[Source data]
--- Start ---

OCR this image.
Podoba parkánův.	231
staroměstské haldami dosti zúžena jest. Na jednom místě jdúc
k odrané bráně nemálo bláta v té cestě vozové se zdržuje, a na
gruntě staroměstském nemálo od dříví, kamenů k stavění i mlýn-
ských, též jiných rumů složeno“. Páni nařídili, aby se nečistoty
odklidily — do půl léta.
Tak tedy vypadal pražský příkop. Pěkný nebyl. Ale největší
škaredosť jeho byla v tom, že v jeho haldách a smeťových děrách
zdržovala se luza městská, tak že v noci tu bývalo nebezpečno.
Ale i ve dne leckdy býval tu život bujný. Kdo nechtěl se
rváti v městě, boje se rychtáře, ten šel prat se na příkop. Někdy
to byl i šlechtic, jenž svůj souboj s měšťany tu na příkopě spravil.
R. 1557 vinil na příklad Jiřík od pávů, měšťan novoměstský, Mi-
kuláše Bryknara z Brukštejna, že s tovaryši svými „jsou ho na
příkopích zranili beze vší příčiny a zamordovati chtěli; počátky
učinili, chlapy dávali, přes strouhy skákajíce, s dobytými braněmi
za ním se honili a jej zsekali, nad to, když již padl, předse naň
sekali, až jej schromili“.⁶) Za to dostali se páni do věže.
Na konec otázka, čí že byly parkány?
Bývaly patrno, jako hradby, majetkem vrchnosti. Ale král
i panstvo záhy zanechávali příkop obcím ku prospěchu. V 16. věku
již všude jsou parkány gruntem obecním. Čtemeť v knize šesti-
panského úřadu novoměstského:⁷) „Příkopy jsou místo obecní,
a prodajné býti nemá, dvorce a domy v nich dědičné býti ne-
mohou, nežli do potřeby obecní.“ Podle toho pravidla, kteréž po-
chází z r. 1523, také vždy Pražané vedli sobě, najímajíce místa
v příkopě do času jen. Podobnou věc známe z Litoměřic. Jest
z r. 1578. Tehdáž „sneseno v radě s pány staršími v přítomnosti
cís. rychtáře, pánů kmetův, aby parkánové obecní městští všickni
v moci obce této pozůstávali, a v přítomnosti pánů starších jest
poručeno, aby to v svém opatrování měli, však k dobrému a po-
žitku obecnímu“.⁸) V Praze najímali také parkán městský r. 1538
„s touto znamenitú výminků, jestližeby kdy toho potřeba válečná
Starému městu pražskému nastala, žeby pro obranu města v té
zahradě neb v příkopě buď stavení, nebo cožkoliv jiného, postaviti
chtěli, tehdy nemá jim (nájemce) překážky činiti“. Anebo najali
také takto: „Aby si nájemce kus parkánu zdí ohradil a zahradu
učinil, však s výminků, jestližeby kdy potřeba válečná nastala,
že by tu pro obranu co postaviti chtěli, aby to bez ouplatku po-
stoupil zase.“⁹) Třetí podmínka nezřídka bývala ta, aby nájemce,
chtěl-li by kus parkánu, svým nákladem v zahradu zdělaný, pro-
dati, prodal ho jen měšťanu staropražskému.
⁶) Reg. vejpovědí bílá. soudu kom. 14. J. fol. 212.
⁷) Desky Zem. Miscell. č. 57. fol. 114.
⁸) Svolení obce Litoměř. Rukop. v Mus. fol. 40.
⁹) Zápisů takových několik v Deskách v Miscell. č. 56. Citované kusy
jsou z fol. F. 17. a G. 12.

--- End ---

**WORK TO BE COMPLETED:**
Output the listing above word for word.

**RESULT FOR THIS TASK:**
OCR this image.
Podoba parkánův.	231
staroměstské haldami dosti zúžena jest. Na jednom místě jdúc
k odrané bráně nemálo bláta v té cestě vozové se zdržuje, a na
gruntě staroměstském nemálo od dříví, kamenů k stavění i mlýn-
ských, též jiných rumů složeno“. Páni nařídili, aby se nečistoty
odklidily — do půl léta.
Tak tedy vypadal pražský příkop. Pěkný nebyl. Ale největší
škaredosť jeho byla v tom, že v jeho haldách a smeťových děrách
zdržovala se luza městská, tak že v noci tu bývalo nebezpečno.
Ale i ve dne leckdy býval tu život bujný. Kdo nechtěl se
rváti v městě, boje se rychtáře, ten šel prat se na příkop. Někdy
to byl i šlechtic, jenž svůj souboj s měšťany tu na příkopě spravil.
R. 1557 vinil na příklad Jiřík od pávů, měšťan novoměstský, Mi-
kuláše Bryknara z Brukštejna, že s tovaryši svými „jsou ho na
příkopích zranili beze vší příčiny a zamordovati chtěli; počátky
učinili, chlapy dávali, přes strouhy skákajíce, s dobytými braněmi
za ním se honili a jej zsekali, nad to, když již padl, předse naň
sekali, až jej schromili“.⁶) Za to dostali se páni do věže.
Na konec otázka, čí že byly parkány?
Bývaly patrno, jako hradby, majetkem vrchnosti. Ale král
i panstvo záhy zanechávali příkop obcím ku prospěchu. V 16. věku
již všude jsou parkány gruntem obecním. Čtemeť v knize šesti-
panského úřadu novoměstského:⁷) „Příkopy jsou místo obecní,
a prodajné býti nemá, dvorce a domy v nich dědičné býti ne-
mohou, nežli do potřeby obecní.“ Podle toho pravidla, kteréž po-
chází z r. 1523, také vždy Pražané vedli sobě, najímajíce místa
v příkopě do času jen. Podobnou věc známe z Litoměřic. Jest
z r. 1578. Tehdáž „sneseno v radě s pány staršími v přítomnosti
cís. rychtáře, pánů kmetův, aby parkánové obecní městští všickni
v moci obce této pozůstávali, a v přítomnosti pánů starších jest
poručeno, aby to v svém opatrování měli, však k dobrému a po-
žitku obecnímu“.⁸) V Praze najímali také parkán městský r. 1538
„s touto znamenitú výminků, jestližeby kdy toho potřeba válečná
Starému městu pražskému nastala, žeby pro obranu města v té
zahradě neb v příkopě buď stavení, nebo cožkoliv jiného, postaviti
chtěli, tehdy nemá jim (nájemce) překážky činiti“. Anebo najali
také takto: „Aby si nájemce kus parkánu zdí ohradil a zahradu
učinil, však s výminků, jestližeby kdy potřeba válečná nastala,
že by tu pro obranu co postaviti chtěli, aby to bez ouplatku po-
stoupil zase.“⁹) Třetí podmínka nezřídka bývala ta, aby nájemce,
chtěl-li by kus parkánu, svým nákladem v zahradu zdělaný, pro-
dati, prodal ho jen měšťanu staropražskému.
⁶) Reg. vejpovědí bílá. soudu kom. 14. J. fol. 212.
⁷) Desky Zem. Miscell. č. 57. fol. 114.
⁸) Svolení obce Litoměř. Rukop. v Mus. fol. 40.
⁹) Zápisů takových několik v Deskách v Miscell. č. 56. Citované kusy
jsou z fol. F. 17. a G. 12.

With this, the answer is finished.